Copy every line of the data below word for word, without any changes.

◇ ◇ ◇ ◇ ◇

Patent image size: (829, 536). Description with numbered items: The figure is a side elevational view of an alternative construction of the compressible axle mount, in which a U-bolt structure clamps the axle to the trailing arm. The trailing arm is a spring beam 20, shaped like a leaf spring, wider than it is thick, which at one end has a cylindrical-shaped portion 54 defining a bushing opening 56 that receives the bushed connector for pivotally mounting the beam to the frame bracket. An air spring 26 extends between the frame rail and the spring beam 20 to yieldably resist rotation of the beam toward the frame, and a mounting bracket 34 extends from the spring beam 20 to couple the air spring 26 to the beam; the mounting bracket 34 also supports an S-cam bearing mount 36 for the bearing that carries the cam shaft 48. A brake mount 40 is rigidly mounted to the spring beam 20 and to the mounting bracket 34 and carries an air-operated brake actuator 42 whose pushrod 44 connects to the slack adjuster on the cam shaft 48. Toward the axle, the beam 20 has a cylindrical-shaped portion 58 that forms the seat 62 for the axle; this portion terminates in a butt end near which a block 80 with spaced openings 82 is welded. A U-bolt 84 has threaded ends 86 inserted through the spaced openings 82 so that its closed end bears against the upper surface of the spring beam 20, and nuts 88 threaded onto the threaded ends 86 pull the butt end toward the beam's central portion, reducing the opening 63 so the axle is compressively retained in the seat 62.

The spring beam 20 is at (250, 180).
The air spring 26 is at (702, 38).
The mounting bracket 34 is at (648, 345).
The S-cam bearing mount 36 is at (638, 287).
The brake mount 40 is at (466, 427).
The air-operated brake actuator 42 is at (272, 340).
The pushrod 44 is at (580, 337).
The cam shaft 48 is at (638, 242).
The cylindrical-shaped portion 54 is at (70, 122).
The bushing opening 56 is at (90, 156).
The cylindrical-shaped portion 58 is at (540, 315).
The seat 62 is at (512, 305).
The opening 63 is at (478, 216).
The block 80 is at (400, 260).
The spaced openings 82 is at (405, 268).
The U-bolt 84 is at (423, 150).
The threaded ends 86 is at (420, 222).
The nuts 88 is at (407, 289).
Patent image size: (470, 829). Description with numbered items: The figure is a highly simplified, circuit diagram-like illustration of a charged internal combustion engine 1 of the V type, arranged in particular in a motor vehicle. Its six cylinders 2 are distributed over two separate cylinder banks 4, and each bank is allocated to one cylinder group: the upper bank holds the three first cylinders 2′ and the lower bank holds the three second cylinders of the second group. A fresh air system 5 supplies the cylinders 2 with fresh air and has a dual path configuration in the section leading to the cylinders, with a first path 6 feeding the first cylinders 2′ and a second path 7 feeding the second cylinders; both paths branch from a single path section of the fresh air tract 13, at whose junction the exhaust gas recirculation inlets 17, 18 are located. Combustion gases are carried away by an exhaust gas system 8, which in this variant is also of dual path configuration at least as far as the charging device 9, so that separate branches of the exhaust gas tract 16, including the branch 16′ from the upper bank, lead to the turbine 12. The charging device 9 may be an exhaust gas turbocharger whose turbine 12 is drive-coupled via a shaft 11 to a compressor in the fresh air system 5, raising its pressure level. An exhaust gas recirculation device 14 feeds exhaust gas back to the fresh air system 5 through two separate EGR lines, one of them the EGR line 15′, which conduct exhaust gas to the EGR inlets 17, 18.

◇ ◇ ◇ ◇ ◇

- TASK SOLUTION:
Patent image size: (829, 536). Description with numbered items: The figure is a side elevational view of an alternative construction of the compressible axle mount, in which a U-bolt structure clamps the axle to the trailing arm. The trailing arm is a spring beam 20, shaped like a leaf spring, wider than it is thick, which at one end has a cylindrical-shaped portion 54 defining a bushing opening 56 that receives the bushed connector for pivotally mounting the beam to the frame bracket. An air spring 26 extends between the frame rail and the spring beam 20 to yieldably resist rotation of the beam toward the frame, and a mounting bracket 34 extends from the spring beam 20 to couple the air spring 26 to the beam; the mounting bracket 34 also supports an S-cam bearing mount 36 for the bearing that carries the cam shaft 48. A brake mount 40 is rigidly mounted to the spring beam 20 and to the mounting bracket 34 and carries an air-operated brake actuator 42 whose pushrod 44 connects to the slack adjuster on the cam shaft 48. Toward the axle, the beam 20 has a cylindrical-shaped portion 58 that forms the seat 62 for the axle; this portion terminates in a butt end near which a block 80 with spaced openings 82 is welded. A U-bolt 84 has threaded ends 86 inserted through the spaced openings 82 so that its closed end bears against the upper surface of the spring beam 20, and nuts 88 threaded onto the threaded ends 86 pull the butt end toward the beam's central portion, reducing the opening 63 so the axle is compressively retained in the seat 62.

The spring beam 20 is at (250, 180).
The air spring 26 is at (702, 38).
The mounting bracket 34 is at (648, 345).
The S-cam bearing mount 36 is at (638, 287).
The brake mount 40 is at (466, 427).
The air-operated brake actuator 42 is at (272, 340).
The pushrod 44 is at (580, 337).
The cam shaft 48 is at (638, 242).
The cylindrical-shaped portion 54 is at (70, 122).
The bushing opening 56 is at (90, 156).
The cylindrical-shaped portion 58 is at (540, 315).
The seat 62 is at (512, 305).
The opening 63 is at (478, 216).
The block 80 is at (400, 260).
The spaced openings 82 is at (405, 268).
The U-bolt 84 is at (423, 150).
The threaded ends 86 is at (420, 222).
The nuts 88 is at (407, 289).
Patent image size: (470, 829). Description with numbered items: The figure is a highly simplified, circuit diagram-like illustration of a charged internal combustion engine 1 of the V type, arranged in particular in a motor vehicle. Its six cylinders 2 are distributed over two separate cylinder banks 4, and each bank is allocated to one cylinder group: the upper bank holds the three first cylinders 2′ and the lower bank holds the three second cylinders of the second group. A fresh air system 5 supplies the cylinders 2 with fresh air and has a dual path configuration in the section leading to the cylinders, with a first path 6 feeding the first cylinders 2′ and a second path 7 feeding the second cylinders; both paths branch from a single path section of the fresh air tract 13, at whose junction the exhaust gas recirculation inlets 17, 18 are located. Combustion gases are carried away by an exhaust gas system 8, which in this variant is also of dual path configuration at least as far as the charging device 9, so that separate branches of the exhaust gas tract 16, including the branch 16′ from the upper bank, lead to the turbine 12. The charging device 9 may be an exhaust gas turbocharger whose turbine 12 is drive-coupled via a shaft 11 to a compressor in the fresh air system 5, raising its pressure level. An exhaust gas recirculation device 14 feeds exhaust gas back to the fresh air system 5 through two separate EGR lines, one of them the EGR line 15′, which conduct exhaust gas to the EGR inlets 17, 18.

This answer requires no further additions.